## INSTRUCTIONS FOR THE TASK
Look at the entries below and reproduce them exactly.

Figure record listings
%%
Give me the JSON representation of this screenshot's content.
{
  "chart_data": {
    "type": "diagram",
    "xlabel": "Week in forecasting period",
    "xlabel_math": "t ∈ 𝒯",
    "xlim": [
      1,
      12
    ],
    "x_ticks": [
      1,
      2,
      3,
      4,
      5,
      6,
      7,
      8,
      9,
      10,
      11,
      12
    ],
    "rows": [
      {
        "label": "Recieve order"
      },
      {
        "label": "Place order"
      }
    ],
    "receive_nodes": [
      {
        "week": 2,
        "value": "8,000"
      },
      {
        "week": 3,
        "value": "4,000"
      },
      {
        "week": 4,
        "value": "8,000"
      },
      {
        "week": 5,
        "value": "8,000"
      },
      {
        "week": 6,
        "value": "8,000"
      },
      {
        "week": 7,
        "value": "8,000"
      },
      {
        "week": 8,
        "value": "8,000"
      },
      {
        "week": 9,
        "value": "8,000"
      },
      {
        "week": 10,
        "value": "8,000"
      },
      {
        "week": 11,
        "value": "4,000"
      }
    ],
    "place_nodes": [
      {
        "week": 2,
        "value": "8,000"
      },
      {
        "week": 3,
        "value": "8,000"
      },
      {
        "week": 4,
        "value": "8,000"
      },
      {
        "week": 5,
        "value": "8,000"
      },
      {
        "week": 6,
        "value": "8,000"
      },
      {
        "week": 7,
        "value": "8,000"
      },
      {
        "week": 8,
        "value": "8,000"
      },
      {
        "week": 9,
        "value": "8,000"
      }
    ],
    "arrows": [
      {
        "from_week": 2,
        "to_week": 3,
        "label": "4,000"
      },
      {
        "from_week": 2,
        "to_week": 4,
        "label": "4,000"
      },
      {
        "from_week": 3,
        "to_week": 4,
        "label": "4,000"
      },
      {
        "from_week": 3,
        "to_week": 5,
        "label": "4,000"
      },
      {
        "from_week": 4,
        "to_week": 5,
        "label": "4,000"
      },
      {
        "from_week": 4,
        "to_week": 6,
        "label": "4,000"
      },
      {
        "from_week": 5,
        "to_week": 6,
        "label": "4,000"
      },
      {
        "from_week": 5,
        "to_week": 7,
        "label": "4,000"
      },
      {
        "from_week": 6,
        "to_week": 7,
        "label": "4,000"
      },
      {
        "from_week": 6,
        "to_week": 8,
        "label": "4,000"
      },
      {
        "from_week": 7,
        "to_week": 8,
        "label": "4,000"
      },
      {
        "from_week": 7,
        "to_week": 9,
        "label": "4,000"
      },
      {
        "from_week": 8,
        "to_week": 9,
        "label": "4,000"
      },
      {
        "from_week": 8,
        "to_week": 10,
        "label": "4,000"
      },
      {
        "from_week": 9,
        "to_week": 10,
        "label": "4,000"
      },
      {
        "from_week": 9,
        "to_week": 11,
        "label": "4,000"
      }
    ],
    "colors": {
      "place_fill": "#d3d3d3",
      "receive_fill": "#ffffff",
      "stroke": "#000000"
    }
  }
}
%%
## TASK RESPONSE
Give me the JSON representation of this screenshot's content.
{
  "chart_data": {
    "type": "diagram",
    "xlabel": "Week in forecasting period",
    "xlabel_math": "t ∈ 𝒯",
    "xlim": [
      1,
      12
    ],
    "x_ticks": [
      1,
      2,
      3,
      4,
      5,
      6,
      7,
      8,
      9,
      10,
      11,
      12
    ],
    "rows": [
      {
        "label": "Recieve order"
      },
      {
        "label": "Place order"
      }
    ],
    "receive_nodes": [
      {
        "week": 2,
        "value": "8,000"
      },
      {
        "week": 3,
        "value": "4,000"
      },
      {
        "week": 4,
        "value": "8,000"
      },
      {
        "week": 5,
        "value": "8,000"
      },
      {
        "week": 6,
        "value": "8,000"
      },
      {
        "week": 7,
        "value": "8,000"
      },
      {
        "week": 8,
        "value": "8,000"
      },
      {
        "week": 9,
        "value": "8,000"
      },
      {
        "week": 10,
        "value": "8,000"
      },
      {
        "week": 11,
        "value": "4,000"
      }
    ],
    "place_nodes": [
      {
        "week": 2,
        "value": "8,000"
      },
      {
        "week": 3,
        "value": "8,000"
      },
      {
        "week": 4,
        "value": "8,000"
      },
      {
        "week": 5,
        "value": "8,000"
      },
      {
        "week": 6,
        "value": "8,000"
      },
      {
        "week": 7,
        "value": "8,000"
      },
      {
        "week": 8,
        "value": "8,000"
      },
      {
        "week": 9,
        "value": "8,000"
      }
    ],
    "arrows": [
      {
        "from_week": 2,
        "to_week": 3,
        "label": "4,000"
      },
      {
        "from_week": 2,
        "to_week": 4,
        "label": "4,000"
      },
      {
        "from_week": 3,
        "to_week": 4,
        "label": "4,000"
      },
      {
        "from_week": 3,
        "to_week": 5,
        "label": "4,000"
      },
      {
        "from_week": 4,
        "to_week": 5,
        "label": "4,000"
      },
      {
        "from_week": 4,
        "to_week": 6,
        "label": "4,000"
      },
      {
        "from_week": 5,
        "to_week": 6,
        "label": "4,000"
      },
      {
        "from_week": 5,
        "to_week": 7,
        "label": "4,000"
      },
      {
        "from_week": 6,
        "to_week": 7,
        "label": "4,000"
      },
      {
        "from_week": 6,
        "to_week": 8,
        "label": "4,000"
      },
      {
        "from_week": 7,
        "to_week": 8,
        "label": "4,000"
      },
      {
        "from_week": 7,
        "to_week": 9,
        "label": "4,000"
      },
      {
        "from_week": 8,
        "to_week": 9,
        "label": "4,000"
      },
      {
        "from_week": 8,
        "to_week": 10,
        "label": "4,000"
      },
      {
        "from_week": 9,
        "to_week": 10,
        "label": "4,000"
      },
      {
        "from_week": 9,
        "to_week": 11,
        "label": "4,000"
      }
    ],
    "colors": {
      "place_fill": "#d3d3d3",
      "receive_fill": "#ffffff",
      "stroke": "#000000"
    }
  }
}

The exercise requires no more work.